Exercise instructions:
Wherever "Danas" appears in a line, copy that line.

--- begin Provided records ---

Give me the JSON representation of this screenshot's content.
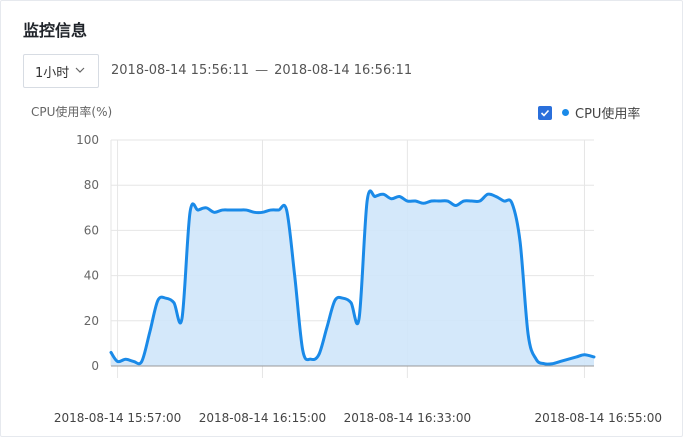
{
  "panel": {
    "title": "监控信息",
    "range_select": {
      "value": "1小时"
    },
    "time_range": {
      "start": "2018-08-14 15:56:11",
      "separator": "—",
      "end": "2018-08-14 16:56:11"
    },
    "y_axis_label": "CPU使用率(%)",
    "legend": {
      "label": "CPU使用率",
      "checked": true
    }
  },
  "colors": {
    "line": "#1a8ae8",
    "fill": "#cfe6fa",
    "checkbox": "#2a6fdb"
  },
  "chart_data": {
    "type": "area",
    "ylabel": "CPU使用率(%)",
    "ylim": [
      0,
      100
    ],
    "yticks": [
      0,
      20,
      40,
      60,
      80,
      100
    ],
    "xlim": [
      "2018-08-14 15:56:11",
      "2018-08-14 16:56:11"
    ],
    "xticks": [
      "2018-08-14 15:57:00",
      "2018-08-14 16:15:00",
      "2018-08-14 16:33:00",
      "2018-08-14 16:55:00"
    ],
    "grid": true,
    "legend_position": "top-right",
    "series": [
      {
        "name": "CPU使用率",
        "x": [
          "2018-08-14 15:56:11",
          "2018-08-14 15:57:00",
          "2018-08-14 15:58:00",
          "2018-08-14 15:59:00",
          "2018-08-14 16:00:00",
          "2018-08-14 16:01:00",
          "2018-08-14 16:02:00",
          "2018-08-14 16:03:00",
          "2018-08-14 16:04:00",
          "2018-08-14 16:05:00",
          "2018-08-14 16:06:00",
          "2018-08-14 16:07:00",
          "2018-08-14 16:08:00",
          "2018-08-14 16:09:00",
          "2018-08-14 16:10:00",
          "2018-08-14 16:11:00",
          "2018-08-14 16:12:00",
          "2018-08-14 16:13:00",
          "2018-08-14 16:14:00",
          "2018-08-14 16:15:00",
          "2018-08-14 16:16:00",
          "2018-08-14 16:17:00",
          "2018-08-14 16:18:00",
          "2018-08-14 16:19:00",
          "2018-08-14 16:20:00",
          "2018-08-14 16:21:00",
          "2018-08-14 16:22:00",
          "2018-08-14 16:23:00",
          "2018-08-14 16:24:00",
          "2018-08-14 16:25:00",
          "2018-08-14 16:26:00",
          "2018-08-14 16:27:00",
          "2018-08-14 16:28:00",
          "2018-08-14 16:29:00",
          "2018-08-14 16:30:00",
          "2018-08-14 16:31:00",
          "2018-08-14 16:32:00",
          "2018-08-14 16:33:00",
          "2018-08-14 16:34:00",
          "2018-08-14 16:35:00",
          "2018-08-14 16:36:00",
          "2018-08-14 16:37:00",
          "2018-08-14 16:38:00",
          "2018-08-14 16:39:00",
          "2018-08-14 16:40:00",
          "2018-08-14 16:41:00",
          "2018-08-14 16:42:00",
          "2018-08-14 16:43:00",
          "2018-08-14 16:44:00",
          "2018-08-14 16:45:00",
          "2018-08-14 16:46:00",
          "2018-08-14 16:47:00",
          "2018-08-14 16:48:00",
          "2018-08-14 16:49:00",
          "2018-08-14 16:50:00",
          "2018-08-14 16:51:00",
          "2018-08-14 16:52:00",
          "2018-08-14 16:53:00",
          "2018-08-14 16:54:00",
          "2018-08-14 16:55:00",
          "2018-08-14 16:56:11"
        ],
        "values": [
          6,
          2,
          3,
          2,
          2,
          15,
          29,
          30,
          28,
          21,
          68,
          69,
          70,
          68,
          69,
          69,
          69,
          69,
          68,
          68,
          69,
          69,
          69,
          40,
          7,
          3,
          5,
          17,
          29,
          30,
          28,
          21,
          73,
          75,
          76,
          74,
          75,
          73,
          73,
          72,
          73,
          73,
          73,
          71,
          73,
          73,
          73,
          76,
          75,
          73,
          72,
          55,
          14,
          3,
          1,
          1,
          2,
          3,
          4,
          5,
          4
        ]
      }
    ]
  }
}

--- end Provided records ---
--- begin Provided records ---

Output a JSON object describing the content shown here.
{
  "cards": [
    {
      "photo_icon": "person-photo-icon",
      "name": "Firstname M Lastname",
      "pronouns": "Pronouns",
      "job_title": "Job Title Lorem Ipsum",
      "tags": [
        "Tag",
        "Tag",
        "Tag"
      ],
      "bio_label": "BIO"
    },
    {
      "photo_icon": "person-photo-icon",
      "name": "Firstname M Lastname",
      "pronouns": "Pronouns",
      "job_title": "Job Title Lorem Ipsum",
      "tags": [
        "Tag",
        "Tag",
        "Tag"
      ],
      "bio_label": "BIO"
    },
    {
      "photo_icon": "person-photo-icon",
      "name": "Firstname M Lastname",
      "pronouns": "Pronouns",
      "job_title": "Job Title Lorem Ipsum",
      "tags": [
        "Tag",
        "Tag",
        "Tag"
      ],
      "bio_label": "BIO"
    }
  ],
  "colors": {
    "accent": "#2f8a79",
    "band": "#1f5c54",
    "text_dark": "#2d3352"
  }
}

--- end Provided records ---
--- begin Provided records ---

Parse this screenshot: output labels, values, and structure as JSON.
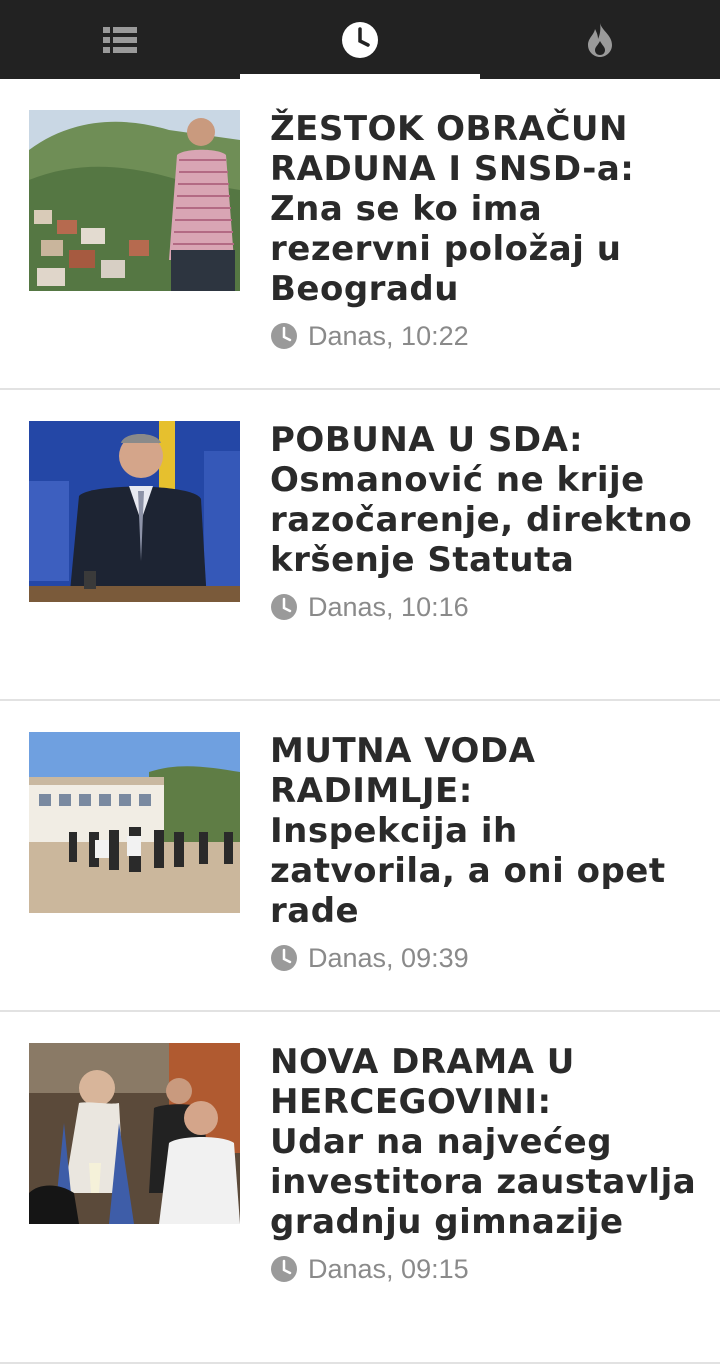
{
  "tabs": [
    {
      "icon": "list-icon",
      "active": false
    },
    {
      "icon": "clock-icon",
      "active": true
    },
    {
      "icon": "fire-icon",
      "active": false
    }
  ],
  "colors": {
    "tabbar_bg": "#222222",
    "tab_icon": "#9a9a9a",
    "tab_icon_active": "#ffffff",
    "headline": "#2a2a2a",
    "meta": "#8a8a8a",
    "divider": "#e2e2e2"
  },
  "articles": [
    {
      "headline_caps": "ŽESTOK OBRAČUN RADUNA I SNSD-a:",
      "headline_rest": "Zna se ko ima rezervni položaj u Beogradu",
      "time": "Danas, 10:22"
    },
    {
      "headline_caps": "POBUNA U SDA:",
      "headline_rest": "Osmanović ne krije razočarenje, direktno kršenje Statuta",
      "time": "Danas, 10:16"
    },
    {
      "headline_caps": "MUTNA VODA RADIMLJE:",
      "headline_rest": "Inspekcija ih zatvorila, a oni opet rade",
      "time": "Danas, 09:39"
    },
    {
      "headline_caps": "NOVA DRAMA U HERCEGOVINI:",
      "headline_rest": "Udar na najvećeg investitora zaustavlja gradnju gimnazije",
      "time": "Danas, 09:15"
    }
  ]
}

--- end Provided records ---

The output:
      "time": "Danas, 10:22"
      "time": "Danas, 10:16"
      "time": "Danas, 09:39"
      "time": "Danas, 09:15"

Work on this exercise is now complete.